ENTRIES PROVIDED
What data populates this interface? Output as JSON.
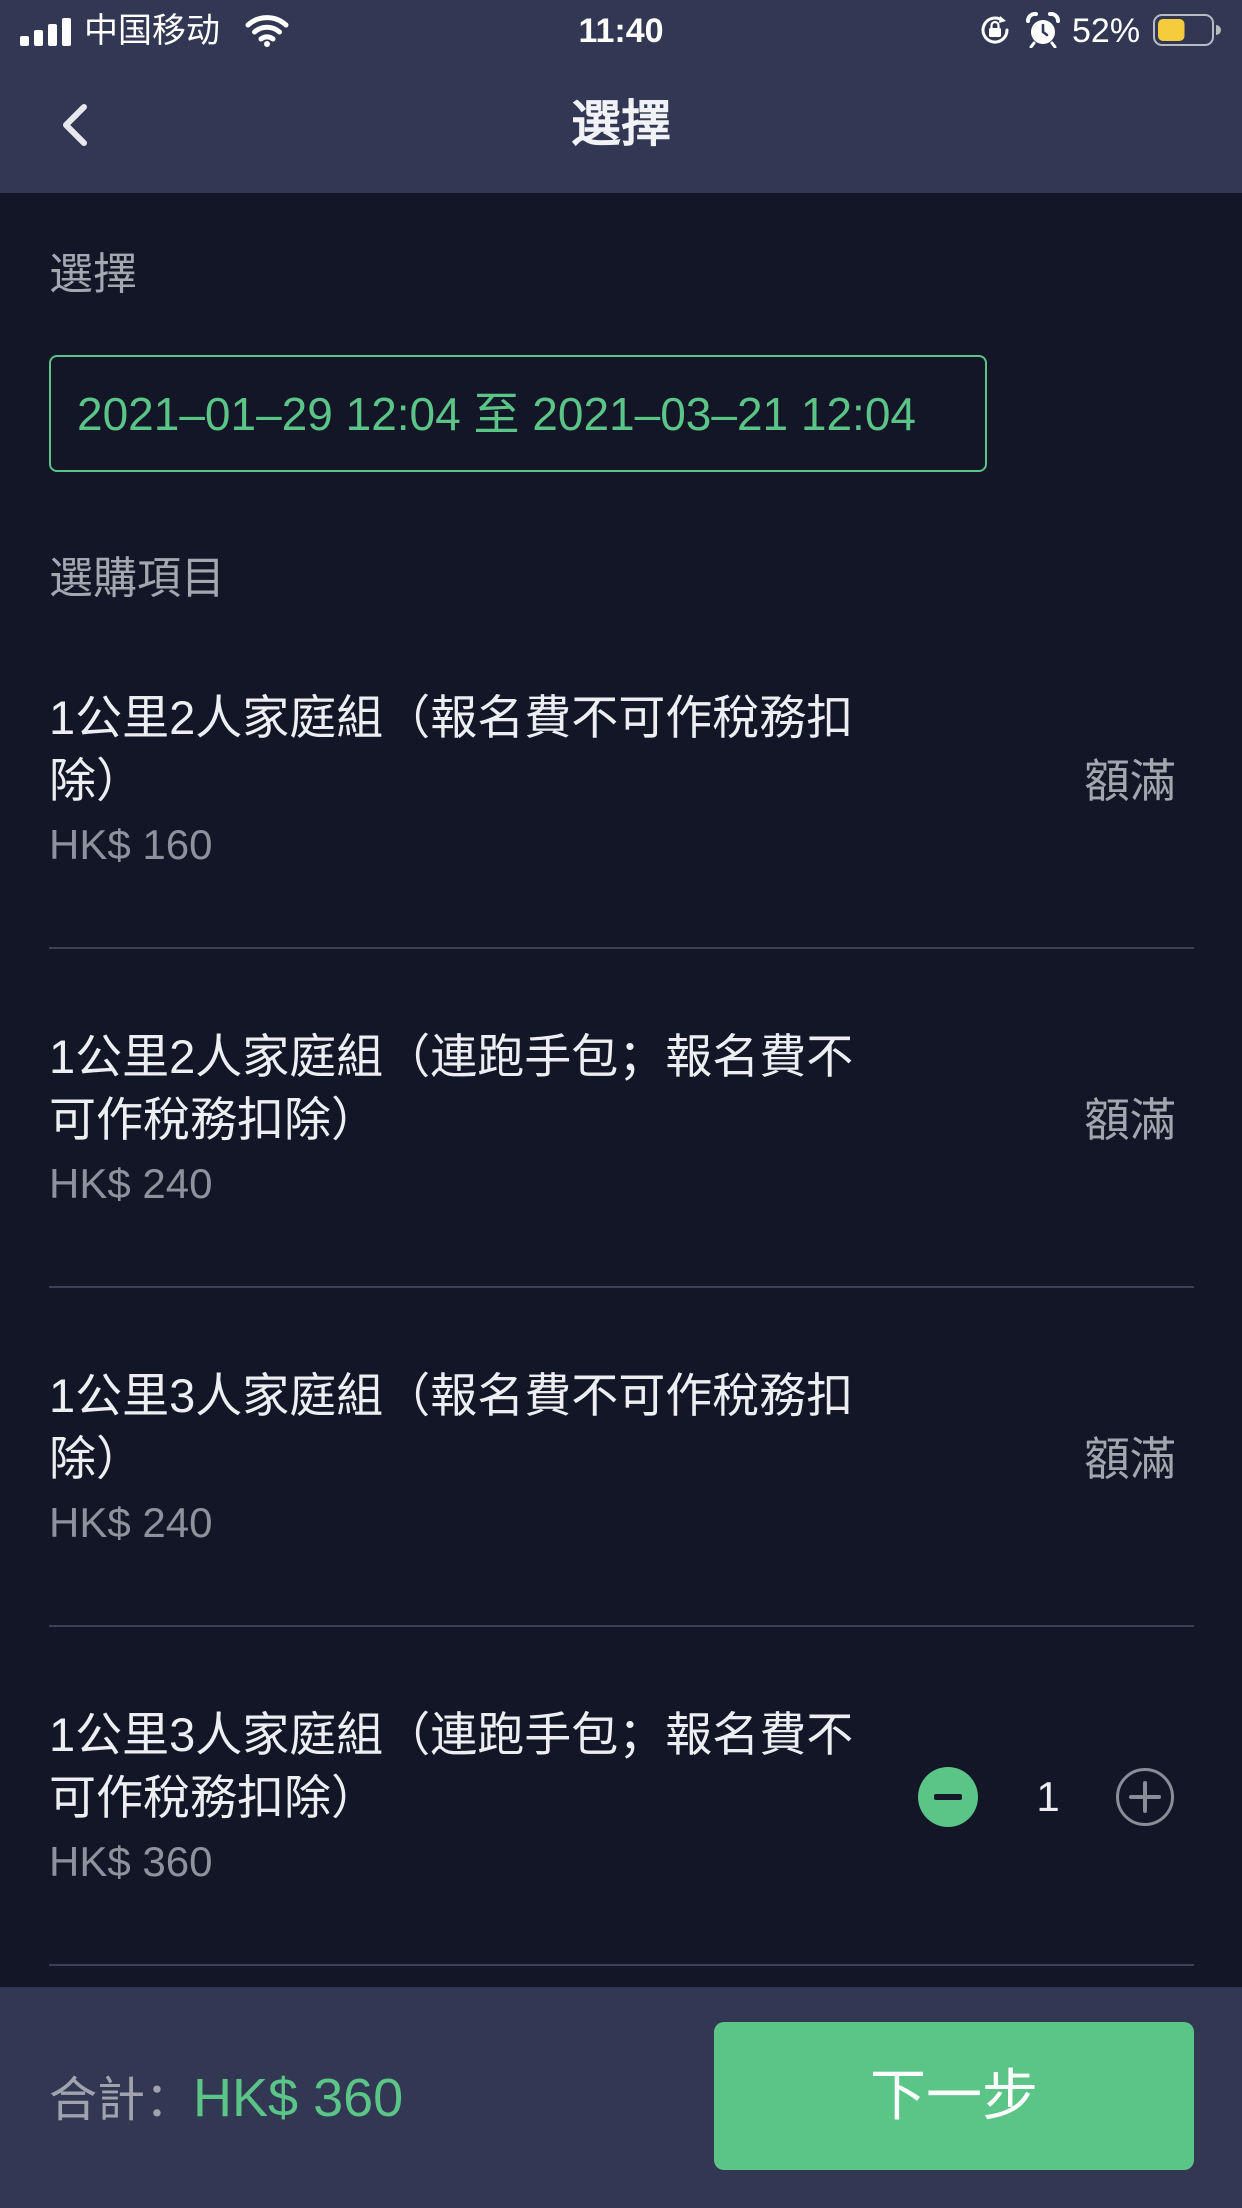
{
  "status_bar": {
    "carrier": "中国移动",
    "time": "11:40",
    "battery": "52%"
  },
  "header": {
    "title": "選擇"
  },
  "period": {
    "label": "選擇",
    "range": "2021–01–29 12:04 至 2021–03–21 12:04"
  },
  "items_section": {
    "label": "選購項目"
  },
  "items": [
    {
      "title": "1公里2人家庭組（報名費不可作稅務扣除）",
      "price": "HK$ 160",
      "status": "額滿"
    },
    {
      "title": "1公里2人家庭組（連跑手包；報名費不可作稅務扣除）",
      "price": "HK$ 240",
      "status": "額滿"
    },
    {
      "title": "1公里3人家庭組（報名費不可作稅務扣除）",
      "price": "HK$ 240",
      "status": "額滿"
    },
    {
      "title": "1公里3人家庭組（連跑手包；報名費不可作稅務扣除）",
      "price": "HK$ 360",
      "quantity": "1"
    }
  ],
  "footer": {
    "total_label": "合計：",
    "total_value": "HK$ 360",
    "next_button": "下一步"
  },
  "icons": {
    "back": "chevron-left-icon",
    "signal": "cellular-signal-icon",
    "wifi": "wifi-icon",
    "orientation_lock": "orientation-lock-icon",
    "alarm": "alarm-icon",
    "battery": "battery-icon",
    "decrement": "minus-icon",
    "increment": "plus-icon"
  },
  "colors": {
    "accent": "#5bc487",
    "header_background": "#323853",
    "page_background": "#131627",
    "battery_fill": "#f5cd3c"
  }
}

SET TASK
Except for the pictures, print the data above exactly.

OUTPUT BELOW
What data populates this interface? Output as JSON.
{
  "status_bar": {
    "carrier": "中国移动",
    "time": "11:40",
    "battery": "52%"
  },
  "header": {
    "title": "選擇"
  },
  "period": {
    "label": "選擇",
    "range": "2021–01–29 12:04 至 2021–03–21 12:04"
  },
  "items_section": {
    "label": "選購項目"
  },
  "items": [
    {
      "title": "1公里2人家庭組（報名費不可作稅務扣除）",
      "price": "HK$ 160",
      "status": "額滿"
    },
    {
      "title": "1公里2人家庭組（連跑手包；報名費不可作稅務扣除）",
      "price": "HK$ 240",
      "status": "額滿"
    },
    {
      "title": "1公里3人家庭組（報名費不可作稅務扣除）",
      "price": "HK$ 240",
      "status": "額滿"
    },
    {
      "title": "1公里3人家庭組（連跑手包；報名費不可作稅務扣除）",
      "price": "HK$ 360",
      "quantity": "1"
    }
  ],
  "footer": {
    "total_label": "合計：",
    "total_value": "HK$ 360",
    "next_button": "下一步"
  },
  "icons": {
    "back": "chevron-left-icon",
    "signal": "cellular-signal-icon",
    "wifi": "wifi-icon",
    "orientation_lock": "orientation-lock-icon",
    "alarm": "alarm-icon",
    "battery": "battery-icon",
    "decrement": "minus-icon",
    "increment": "plus-icon"
  },
  "colors": {
    "accent": "#5bc487",
    "header_background": "#323853",
    "page_background": "#131627",
    "battery_fill": "#f5cd3c"
  }
}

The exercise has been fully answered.